§ **What is expected**:
Every line of the records must be repeated exactly; pictures stay out.

## Begin The input

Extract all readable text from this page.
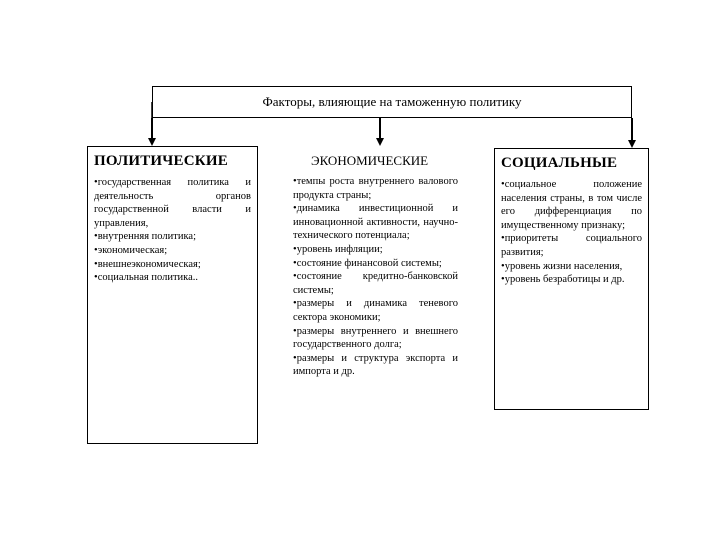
Факторы, влияющие на таможенную политику
ПОЛИТИЧЕСКИЕ
• государственная политика и деятельность органов государственной власти и управления,
• внутренняя политика;
• экономическая;
• внешнеэкономическая;
• социальная политика..
ЭКОНОМИЧЕСКИЕ
• темпы роста внутреннего валового продукта страны;
• динамика инвестиционной и инновационной активности, научно-технического потенциала;
• уровень инфляции;
• состояние финансовой системы;
• состояние кредитно-банковской системы;
• размеры и динамика теневого сектора экономики;
• размеры внутреннего и внешнего государственного долга;
• размеры и структура экспорта и импорта и др.
СОЦИАЛЬНЫЕ
• социальное положение населения страны, в том числе его дифференциация по имущественному признаку;
• приоритеты социального развития;
• уровень жизни населения,
• уровень безработицы и др.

## End The input

§ **Task answer**:
Extract all readable text from this page.
Факторы, влияющие на таможенную политику
ПОЛИТИЧЕСКИЕ
• государственная политика и деятельность органов государственной власти и управления,
• внутренняя политика;
• экономическая;
• внешнеэкономическая;
• социальная политика..
ЭКОНОМИЧЕСКИЕ
• темпы роста внутреннего валового продукта страны;
• динамика инвестиционной и инновационной активности, научно-технического потенциала;
• уровень инфляции;
• состояние финансовой системы;
• состояние кредитно-банковской системы;
• размеры и динамика теневого сектора экономики;
• размеры внутреннего и внешнего государственного долга;
• размеры и структура экспорта и импорта и др.
СОЦИАЛЬНЫЕ
• социальное положение населения страны, в том числе его дифференциация по имущественному признаку;
• приоритеты социального развития;
• уровень жизни населения,
• уровень безработицы и др.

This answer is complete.